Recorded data

══════════════════════════════

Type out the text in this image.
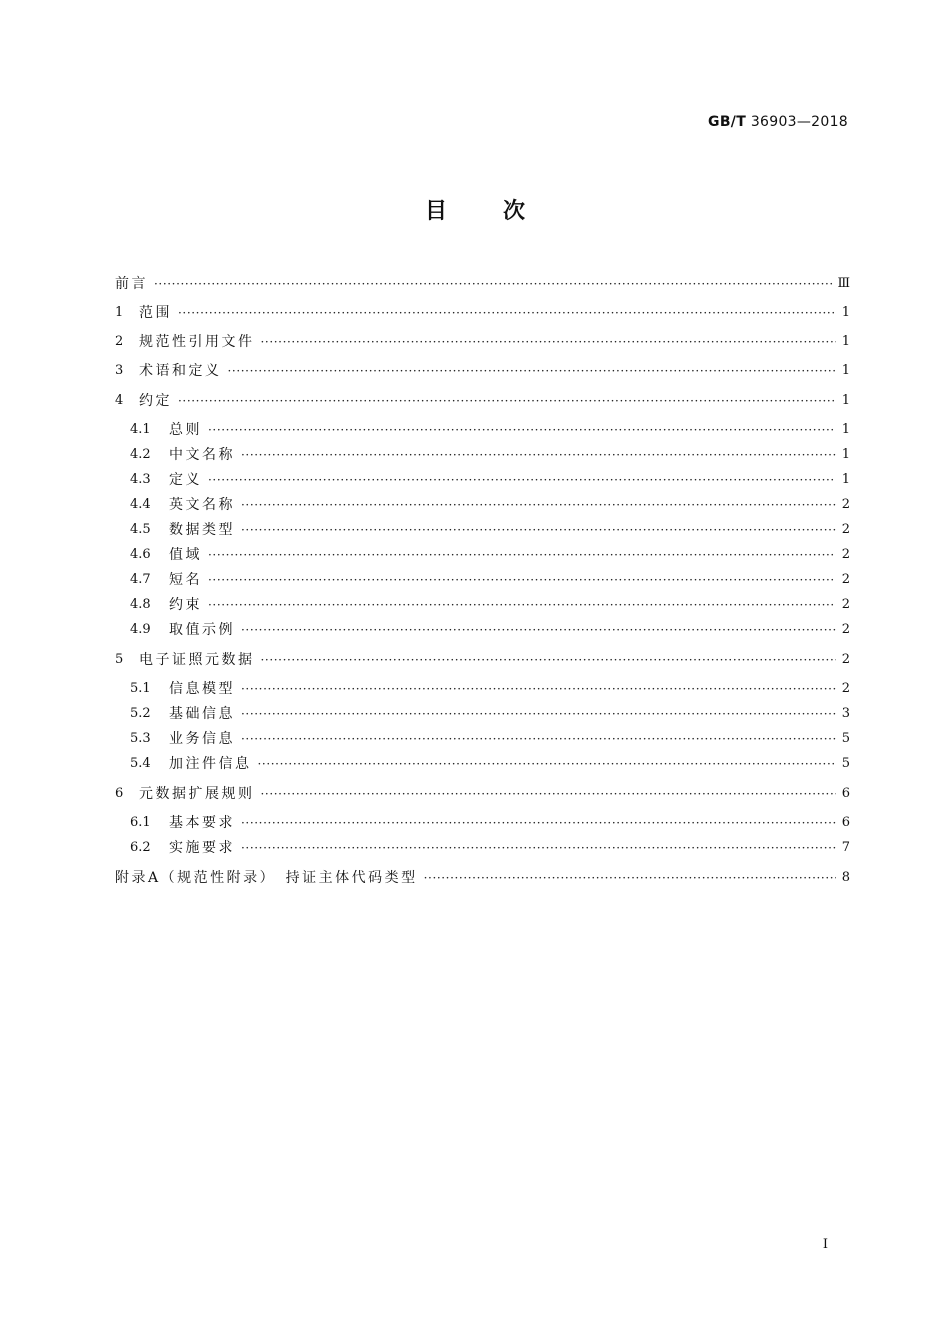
GB/T 36903—2018
目次
前言 ·····	Ⅲ
1	范围 ·····	1
2	规范性引用文件 ·····	1
3	术语和定义 ·····	1
4	约定 ·····	1
4.1	总则 ·····	1
4.2	中文名称 ·····	1
4.3	定义 ·····	1
4.4	英文名称 ·····	2
4.5	数据类型 ·····	2
4.6	值域 ·····	2
4.7	短名 ·····	2
4.8	约束 ·····	2
4.9	取值示例 ·····	2
5	电子证照元数据 ·····	2
5.1	信息模型 ·····	2
5.2	基础信息 ·····	3
5.3	业务信息 ·····	5
5.4	加注件信息 ·····	5
6	元数据扩展规则 ·····	6
6.1	基本要求 ·····	6
6.2	实施要求 ·····	7
附录A（规范性附录）　持证主体代码类型 ·····	8
Ⅰ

══════════════════════════════

-- STATED GOAL --
Copy out the listing exactly as it stands, but not the pictures.

-- COMPLETE RESPONSE --
Type out the text in this image.
GB/T 36903—2018
目次
前言 ·····	Ⅲ
1	范围 ·····	1
2	规范性引用文件 ·····	1
3	术语和定义 ·····	1
4	约定 ·····	1
4.1	总则 ·····	1
4.2	中文名称 ·····	1
4.3	定义 ·····	1
4.4	英文名称 ·····	2
4.5	数据类型 ·····	2
4.6	值域 ·····	2
4.7	短名 ·····	2
4.8	约束 ·····	2
4.9	取值示例 ·····	2
5	电子证照元数据 ·····	2
5.1	信息模型 ·····	2
5.2	基础信息 ·····	3
5.3	业务信息 ·····	5
5.4	加注件信息 ·····	5
6	元数据扩展规则 ·····	6
6.1	基本要求 ·····	6
6.2	实施要求 ·····	7
附录A（规范性附录）　持证主体代码类型 ·····	8
Ⅰ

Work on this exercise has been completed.